Images are not wanted; transcribe the rest of the listing exactly.
= Beginning of Section =
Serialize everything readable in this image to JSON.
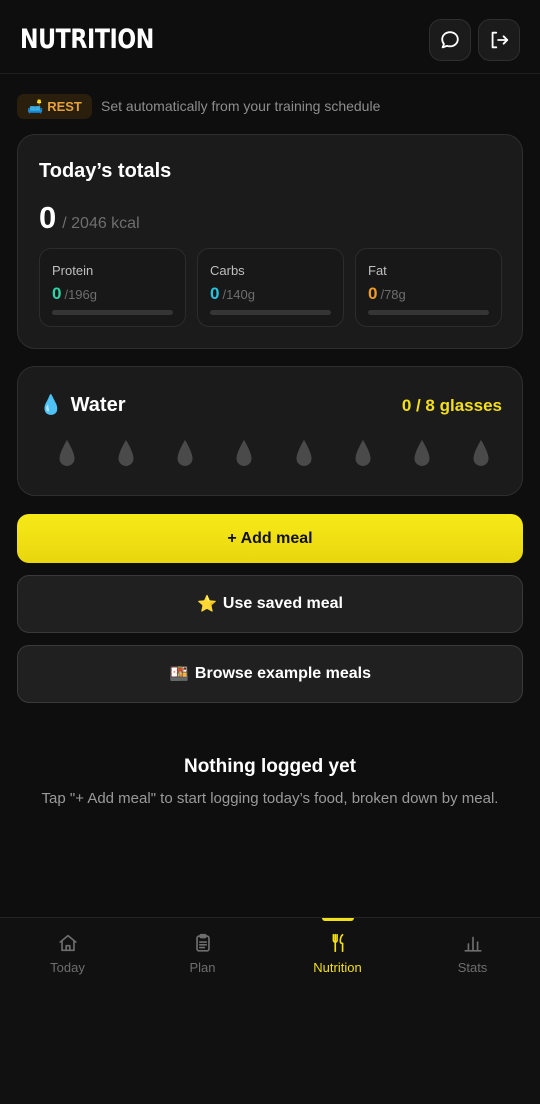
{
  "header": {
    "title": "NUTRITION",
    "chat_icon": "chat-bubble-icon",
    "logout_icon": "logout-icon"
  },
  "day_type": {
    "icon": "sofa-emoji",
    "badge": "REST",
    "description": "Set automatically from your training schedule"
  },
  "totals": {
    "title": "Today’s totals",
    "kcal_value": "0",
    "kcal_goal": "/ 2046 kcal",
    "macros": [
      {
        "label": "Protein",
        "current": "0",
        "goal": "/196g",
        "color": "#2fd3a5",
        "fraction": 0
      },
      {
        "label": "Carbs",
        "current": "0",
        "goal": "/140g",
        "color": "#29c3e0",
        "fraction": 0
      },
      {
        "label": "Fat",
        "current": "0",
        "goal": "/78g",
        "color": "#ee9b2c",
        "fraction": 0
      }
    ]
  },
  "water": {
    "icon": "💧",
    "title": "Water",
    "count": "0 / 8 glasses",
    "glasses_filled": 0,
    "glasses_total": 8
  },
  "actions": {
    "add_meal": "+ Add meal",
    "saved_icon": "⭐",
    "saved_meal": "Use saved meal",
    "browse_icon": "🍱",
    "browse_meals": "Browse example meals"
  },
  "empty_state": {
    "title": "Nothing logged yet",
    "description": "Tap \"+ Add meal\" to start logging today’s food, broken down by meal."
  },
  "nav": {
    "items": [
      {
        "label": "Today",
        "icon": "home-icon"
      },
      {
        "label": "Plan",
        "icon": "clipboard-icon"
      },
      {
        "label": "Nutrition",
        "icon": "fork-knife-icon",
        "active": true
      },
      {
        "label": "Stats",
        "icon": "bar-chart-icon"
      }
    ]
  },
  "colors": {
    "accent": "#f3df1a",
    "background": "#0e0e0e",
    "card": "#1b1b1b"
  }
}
= End of Section =
YOUR RESPONSE —
Serialize everything readable in this image to JSON.
{
  "header": {
    "title": "NUTRITION",
    "chat_icon": "chat-bubble-icon",
    "logout_icon": "logout-icon"
  },
  "day_type": {
    "icon": "sofa-emoji",
    "badge": "REST",
    "description": "Set automatically from your training schedule"
  },
  "totals": {
    "title": "Today’s totals",
    "kcal_value": "0",
    "kcal_goal": "/ 2046 kcal",
    "macros": [
      {
        "label": "Protein",
        "current": "0",
        "goal": "/196g",
        "color": "#2fd3a5",
        "fraction": 0
      },
      {
        "label": "Carbs",
        "current": "0",
        "goal": "/140g",
        "color": "#29c3e0",
        "fraction": 0
      },
      {
        "label": "Fat",
        "current": "0",
        "goal": "/78g",
        "color": "#ee9b2c",
        "fraction": 0
      }
    ]
  },
  "water": {
    "icon": "💧",
    "title": "Water",
    "count": "0 / 8 glasses",
    "glasses_filled": 0,
    "glasses_total": 8
  },
  "actions": {
    "add_meal": "+ Add meal",
    "saved_icon": "⭐",
    "saved_meal": "Use saved meal",
    "browse_icon": "🍱",
    "browse_meals": "Browse example meals"
  },
  "empty_state": {
    "title": "Nothing logged yet",
    "description": "Tap \"+ Add meal\" to start logging today’s food, broken down by meal."
  },
  "nav": {
    "items": [
      {
        "label": "Today",
        "icon": "home-icon"
      },
      {
        "label": "Plan",
        "icon": "clipboard-icon"
      },
      {
        "label": "Nutrition",
        "icon": "fork-knife-icon",
        "active": true
      },
      {
        "label": "Stats",
        "icon": "bar-chart-icon"
      }
    ]
  },
  "colors": {
    "accent": "#f3df1a",
    "background": "#0e0e0e",
    "card": "#1b1b1b"
  }
}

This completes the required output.